> [TASK INSTRUCTIONS]: Everything from the line containing "Transcribe the text in this document." through the final line of the records must be transcribed verbatim; nothing else belongs in the result.

(Data entries)
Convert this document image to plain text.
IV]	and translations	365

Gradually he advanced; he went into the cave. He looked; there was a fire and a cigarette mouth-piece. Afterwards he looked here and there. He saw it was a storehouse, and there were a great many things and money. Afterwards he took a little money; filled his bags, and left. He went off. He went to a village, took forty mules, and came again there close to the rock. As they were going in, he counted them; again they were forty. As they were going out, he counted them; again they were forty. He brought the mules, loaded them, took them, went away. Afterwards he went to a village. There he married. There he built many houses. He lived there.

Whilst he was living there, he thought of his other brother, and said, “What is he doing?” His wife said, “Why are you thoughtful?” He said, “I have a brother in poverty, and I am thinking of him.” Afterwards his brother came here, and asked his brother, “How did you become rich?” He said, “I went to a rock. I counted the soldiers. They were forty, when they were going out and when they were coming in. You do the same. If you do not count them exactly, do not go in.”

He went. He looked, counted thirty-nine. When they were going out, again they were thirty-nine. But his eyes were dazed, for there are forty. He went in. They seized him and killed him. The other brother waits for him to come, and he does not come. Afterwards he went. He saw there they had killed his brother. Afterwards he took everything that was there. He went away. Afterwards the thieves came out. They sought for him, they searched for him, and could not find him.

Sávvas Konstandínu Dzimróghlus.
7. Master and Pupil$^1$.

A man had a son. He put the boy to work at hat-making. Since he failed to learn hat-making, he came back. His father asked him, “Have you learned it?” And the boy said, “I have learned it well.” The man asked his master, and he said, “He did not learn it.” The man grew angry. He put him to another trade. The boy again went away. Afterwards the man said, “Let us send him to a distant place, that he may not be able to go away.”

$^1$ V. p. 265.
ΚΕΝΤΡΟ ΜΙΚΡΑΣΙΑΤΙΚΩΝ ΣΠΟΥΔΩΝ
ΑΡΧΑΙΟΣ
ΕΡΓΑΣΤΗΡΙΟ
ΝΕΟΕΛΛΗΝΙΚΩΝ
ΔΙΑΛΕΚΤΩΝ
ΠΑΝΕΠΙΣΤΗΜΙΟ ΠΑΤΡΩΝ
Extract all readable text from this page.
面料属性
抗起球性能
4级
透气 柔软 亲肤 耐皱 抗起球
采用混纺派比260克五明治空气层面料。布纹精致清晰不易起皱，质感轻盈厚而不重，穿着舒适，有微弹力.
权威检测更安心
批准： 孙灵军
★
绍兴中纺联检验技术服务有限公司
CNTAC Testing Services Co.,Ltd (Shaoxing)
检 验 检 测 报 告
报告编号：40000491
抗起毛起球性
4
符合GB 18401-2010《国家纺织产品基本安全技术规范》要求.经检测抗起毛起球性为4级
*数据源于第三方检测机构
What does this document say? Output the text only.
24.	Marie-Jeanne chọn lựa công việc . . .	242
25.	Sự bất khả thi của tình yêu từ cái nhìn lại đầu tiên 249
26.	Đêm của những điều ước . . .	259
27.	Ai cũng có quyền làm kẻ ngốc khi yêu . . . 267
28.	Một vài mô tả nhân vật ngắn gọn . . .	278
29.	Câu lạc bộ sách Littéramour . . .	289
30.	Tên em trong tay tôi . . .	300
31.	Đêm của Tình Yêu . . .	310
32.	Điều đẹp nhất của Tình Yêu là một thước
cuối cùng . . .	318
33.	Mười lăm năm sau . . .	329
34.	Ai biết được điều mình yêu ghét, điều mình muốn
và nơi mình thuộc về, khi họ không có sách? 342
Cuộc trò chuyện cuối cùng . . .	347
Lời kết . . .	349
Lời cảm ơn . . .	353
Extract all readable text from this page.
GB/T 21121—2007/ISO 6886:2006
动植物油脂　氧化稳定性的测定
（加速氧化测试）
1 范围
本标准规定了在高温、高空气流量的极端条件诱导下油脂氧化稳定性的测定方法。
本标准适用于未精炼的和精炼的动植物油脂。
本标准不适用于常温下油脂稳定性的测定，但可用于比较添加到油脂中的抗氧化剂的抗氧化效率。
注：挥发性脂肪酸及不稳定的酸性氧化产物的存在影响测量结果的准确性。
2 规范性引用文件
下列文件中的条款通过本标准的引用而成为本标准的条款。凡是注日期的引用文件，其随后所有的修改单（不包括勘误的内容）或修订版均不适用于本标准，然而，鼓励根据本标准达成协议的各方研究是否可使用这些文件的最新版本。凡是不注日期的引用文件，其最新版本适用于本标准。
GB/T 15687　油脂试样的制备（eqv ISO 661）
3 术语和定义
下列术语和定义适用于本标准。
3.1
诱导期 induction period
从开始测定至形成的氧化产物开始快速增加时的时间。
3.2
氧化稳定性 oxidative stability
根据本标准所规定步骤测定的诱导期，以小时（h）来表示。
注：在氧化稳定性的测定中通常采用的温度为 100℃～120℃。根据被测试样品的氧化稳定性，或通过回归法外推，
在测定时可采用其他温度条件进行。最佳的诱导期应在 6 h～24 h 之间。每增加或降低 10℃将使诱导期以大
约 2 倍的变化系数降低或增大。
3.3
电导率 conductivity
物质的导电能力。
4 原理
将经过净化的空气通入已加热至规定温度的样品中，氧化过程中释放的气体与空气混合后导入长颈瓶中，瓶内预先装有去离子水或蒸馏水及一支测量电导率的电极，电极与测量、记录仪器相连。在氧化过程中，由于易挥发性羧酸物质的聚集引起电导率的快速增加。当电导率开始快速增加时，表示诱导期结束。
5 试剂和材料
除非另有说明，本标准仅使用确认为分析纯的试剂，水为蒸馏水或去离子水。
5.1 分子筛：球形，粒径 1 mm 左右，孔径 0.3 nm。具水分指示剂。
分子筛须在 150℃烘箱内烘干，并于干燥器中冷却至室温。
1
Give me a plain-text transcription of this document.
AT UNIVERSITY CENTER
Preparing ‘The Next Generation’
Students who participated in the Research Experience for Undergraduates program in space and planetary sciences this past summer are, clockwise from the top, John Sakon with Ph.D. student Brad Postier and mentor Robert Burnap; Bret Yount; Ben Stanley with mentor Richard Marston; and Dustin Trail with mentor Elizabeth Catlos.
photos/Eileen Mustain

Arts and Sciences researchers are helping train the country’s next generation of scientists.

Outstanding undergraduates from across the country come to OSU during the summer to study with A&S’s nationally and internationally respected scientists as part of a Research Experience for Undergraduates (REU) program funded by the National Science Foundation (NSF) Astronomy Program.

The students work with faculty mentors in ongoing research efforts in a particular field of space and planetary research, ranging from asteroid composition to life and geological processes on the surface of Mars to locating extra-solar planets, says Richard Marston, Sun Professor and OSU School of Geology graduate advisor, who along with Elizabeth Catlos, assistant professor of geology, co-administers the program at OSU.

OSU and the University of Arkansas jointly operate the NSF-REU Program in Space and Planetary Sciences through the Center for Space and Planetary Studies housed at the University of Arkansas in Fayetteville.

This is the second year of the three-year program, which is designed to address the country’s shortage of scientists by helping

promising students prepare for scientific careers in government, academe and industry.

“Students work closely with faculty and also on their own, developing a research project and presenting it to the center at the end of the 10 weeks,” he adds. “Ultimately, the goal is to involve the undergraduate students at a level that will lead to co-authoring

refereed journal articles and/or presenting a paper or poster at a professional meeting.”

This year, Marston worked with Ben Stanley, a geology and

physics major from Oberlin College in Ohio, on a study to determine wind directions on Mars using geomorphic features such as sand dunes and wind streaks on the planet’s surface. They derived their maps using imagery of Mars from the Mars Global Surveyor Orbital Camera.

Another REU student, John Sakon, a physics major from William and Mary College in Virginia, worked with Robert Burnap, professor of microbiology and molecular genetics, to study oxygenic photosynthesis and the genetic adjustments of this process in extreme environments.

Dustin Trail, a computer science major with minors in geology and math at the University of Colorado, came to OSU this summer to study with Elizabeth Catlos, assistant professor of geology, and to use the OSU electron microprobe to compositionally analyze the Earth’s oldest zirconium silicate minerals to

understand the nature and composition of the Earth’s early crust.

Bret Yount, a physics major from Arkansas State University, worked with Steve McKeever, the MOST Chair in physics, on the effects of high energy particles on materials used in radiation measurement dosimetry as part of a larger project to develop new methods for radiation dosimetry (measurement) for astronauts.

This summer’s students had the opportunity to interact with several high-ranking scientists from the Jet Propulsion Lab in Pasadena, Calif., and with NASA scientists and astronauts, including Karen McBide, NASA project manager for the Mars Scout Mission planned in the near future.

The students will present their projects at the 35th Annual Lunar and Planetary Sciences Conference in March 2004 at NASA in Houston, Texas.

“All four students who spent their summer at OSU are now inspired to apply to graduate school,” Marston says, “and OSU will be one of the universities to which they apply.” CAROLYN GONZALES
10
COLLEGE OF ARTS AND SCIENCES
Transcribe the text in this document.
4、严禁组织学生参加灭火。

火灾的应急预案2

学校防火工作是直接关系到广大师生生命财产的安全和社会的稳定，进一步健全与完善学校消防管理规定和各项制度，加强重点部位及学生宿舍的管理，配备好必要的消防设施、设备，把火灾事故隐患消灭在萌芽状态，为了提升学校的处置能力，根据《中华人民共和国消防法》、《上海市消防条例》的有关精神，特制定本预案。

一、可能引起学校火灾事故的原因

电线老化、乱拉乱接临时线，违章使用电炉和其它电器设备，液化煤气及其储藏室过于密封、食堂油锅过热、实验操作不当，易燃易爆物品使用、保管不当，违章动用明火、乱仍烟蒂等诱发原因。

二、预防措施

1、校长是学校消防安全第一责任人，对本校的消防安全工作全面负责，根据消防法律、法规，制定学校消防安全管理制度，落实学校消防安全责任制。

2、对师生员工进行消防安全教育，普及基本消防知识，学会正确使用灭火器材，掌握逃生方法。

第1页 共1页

> [EXERCISE OUTPUT]:
Transcribe the text in this document.
4、严禁组织学生参加灭火。

火灾的应急预案2

学校防火工作是直接关系到广大师生生命财产的安全和社会的稳定，进一步健全与完善学校消防管理规定和各项制度，加强重点部位及学生宿舍的管理，配备好必要的消防设施、设备，把火灾事故隐患消灭在萌芽状态，为了提升学校的处置能力，根据《中华人民共和国消防法》、《上海市消防条例》的有关精神，特制定本预案。

一、可能引起学校火灾事故的原因

电线老化、乱拉乱接临时线，违章使用电炉和其它电器设备，液化煤气及其储藏室过于密封、食堂油锅过热、实验操作不当，易燃易爆物品使用、保管不当，违章动用明火、乱仍烟蒂等诱发原因。

二、预防措施

1、校长是学校消防安全第一责任人，对本校的消防安全工作全面负责，根据消防法律、法规，制定学校消防安全管理制度，落实学校消防安全责任制。

2、对师生员工进行消防安全教育，普及基本消防知识，学会正确使用灭火器材，掌握逃生方法。

第1页 共1页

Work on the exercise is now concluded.